Written problem: Reproduce the records from their first line through the line containing "The cables C is at (347, 127).", putting "diagram" in place of "schematic view" and leaving everything else unchanged. Give only those lines.

Entries:
---+---

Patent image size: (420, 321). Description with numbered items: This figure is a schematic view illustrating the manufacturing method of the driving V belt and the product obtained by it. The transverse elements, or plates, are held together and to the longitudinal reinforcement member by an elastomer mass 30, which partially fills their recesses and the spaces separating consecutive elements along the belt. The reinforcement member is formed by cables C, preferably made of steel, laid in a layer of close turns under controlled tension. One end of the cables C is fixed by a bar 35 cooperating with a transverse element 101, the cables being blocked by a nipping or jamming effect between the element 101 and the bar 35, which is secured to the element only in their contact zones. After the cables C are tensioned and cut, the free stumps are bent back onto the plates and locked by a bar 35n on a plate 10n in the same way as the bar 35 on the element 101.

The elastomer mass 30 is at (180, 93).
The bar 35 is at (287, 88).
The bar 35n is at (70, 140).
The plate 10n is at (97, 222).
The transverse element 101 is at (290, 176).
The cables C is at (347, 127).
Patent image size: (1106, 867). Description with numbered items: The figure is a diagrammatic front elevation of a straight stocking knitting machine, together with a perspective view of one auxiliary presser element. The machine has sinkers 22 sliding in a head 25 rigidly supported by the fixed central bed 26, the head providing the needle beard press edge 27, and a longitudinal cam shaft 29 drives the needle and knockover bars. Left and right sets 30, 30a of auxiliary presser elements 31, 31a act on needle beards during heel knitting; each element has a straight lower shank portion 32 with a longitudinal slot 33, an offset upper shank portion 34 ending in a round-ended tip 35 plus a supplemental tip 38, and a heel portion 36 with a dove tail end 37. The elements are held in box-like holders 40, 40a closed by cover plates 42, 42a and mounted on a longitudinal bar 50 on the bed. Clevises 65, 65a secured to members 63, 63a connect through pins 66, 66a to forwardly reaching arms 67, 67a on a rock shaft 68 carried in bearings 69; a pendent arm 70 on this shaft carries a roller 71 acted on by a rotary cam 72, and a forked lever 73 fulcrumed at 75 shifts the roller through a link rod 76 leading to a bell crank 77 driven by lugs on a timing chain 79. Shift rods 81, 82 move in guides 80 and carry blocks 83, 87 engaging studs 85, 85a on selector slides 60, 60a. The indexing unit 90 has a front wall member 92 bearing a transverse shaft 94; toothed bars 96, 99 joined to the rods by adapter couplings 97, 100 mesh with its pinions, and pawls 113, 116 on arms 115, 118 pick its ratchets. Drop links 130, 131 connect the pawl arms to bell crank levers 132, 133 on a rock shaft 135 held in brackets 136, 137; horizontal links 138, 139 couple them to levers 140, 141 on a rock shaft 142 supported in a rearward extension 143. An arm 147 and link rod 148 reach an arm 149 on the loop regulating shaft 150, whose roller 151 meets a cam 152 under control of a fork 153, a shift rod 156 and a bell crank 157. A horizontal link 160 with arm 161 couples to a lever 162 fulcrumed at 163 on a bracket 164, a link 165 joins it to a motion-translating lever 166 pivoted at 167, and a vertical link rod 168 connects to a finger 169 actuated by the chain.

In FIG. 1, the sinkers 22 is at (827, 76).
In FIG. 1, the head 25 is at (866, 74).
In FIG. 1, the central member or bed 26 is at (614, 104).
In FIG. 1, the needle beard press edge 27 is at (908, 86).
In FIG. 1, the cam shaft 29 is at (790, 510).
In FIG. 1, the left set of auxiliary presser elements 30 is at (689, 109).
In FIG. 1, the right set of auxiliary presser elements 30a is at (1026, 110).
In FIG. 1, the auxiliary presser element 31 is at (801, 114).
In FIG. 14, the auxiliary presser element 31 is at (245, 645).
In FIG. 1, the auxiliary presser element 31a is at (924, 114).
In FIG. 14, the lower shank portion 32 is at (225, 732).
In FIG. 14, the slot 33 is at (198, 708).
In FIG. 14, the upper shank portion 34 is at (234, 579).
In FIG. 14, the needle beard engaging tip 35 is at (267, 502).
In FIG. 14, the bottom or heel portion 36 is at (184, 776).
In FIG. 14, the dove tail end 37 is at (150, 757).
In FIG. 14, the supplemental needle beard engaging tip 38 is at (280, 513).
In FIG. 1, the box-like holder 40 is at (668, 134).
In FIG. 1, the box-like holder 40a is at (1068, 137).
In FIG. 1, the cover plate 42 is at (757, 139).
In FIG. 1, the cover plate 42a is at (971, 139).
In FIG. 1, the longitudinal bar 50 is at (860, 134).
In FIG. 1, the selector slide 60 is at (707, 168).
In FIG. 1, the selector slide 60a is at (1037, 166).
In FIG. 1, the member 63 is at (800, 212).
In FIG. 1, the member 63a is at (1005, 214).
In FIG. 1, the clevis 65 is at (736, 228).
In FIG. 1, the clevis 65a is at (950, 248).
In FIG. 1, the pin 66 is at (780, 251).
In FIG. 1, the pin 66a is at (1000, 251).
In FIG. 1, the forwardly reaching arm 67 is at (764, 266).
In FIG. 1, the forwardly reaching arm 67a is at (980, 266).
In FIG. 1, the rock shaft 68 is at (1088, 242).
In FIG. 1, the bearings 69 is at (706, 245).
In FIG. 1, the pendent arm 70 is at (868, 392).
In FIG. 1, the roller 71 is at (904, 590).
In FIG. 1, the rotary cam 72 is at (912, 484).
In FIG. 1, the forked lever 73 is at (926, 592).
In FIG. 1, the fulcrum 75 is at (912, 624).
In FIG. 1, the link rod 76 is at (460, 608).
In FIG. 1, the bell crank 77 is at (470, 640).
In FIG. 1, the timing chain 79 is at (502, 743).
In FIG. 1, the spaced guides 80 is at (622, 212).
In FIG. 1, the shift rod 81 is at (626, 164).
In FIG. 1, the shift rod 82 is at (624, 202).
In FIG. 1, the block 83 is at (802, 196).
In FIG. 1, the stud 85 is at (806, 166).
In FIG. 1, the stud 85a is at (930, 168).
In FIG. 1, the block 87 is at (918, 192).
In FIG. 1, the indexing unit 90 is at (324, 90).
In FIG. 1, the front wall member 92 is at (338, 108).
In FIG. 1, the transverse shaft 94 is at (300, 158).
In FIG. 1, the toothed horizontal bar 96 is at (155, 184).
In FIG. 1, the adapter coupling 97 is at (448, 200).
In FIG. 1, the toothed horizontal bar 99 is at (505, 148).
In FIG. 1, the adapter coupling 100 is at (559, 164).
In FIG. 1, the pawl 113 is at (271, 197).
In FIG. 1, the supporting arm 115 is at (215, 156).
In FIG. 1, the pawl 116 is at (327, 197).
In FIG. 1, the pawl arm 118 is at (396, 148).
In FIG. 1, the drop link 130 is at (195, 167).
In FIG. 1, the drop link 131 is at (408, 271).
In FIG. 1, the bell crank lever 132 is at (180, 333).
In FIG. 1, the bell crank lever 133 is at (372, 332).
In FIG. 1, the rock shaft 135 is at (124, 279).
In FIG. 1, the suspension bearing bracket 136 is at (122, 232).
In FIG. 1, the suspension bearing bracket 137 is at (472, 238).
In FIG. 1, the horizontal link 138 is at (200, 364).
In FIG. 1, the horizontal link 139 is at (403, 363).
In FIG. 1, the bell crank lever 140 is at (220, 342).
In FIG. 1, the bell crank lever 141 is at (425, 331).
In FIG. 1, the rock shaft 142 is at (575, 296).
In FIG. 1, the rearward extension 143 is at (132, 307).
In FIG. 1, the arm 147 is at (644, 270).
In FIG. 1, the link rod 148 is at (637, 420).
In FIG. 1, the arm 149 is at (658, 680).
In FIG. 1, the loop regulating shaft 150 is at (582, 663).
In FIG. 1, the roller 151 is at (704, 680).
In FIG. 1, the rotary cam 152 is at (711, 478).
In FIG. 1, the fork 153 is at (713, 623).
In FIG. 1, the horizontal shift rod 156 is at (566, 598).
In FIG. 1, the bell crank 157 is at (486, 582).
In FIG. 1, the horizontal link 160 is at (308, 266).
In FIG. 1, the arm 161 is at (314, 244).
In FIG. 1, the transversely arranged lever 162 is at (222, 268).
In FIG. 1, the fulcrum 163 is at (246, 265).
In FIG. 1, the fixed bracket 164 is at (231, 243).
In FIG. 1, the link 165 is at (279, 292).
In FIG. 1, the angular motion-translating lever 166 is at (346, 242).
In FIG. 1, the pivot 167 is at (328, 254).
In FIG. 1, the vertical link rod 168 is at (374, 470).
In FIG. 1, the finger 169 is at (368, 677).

---+---

Exercise response:
Patent image size: (420, 321). Description with numbered items: This figure is a diagram illustrating the manufacturing method of the driving V belt and the product obtained by it. The transverse elements, or plates, are held together and to the longitudinal reinforcement member by an elastomer mass 30, which partially fills their recesses and the spaces separating consecutive elements along the belt. The reinforcement member is formed by cables C, preferably made of steel, laid in a layer of close turns under controlled tension. One end of the cables C is fixed by a bar 35 cooperating with a transverse element 101, the cables being blocked by a nipping or jamming effect between the element 101 and the bar 35, which is secured to the element only in their contact zones. After the cables C are tensioned and cut, the free stumps are bent back onto the plates and locked by a bar 35n on a plate 10n in the same way as the bar 35 on the element 101.

The elastomer mass 30 is at (180, 93).
The bar 35 is at (287, 88).
The bar 35n is at (70, 140).
The plate 10n is at (97, 222).
The transverse element 101 is at (290, 176).
The cables C is at (347, 127).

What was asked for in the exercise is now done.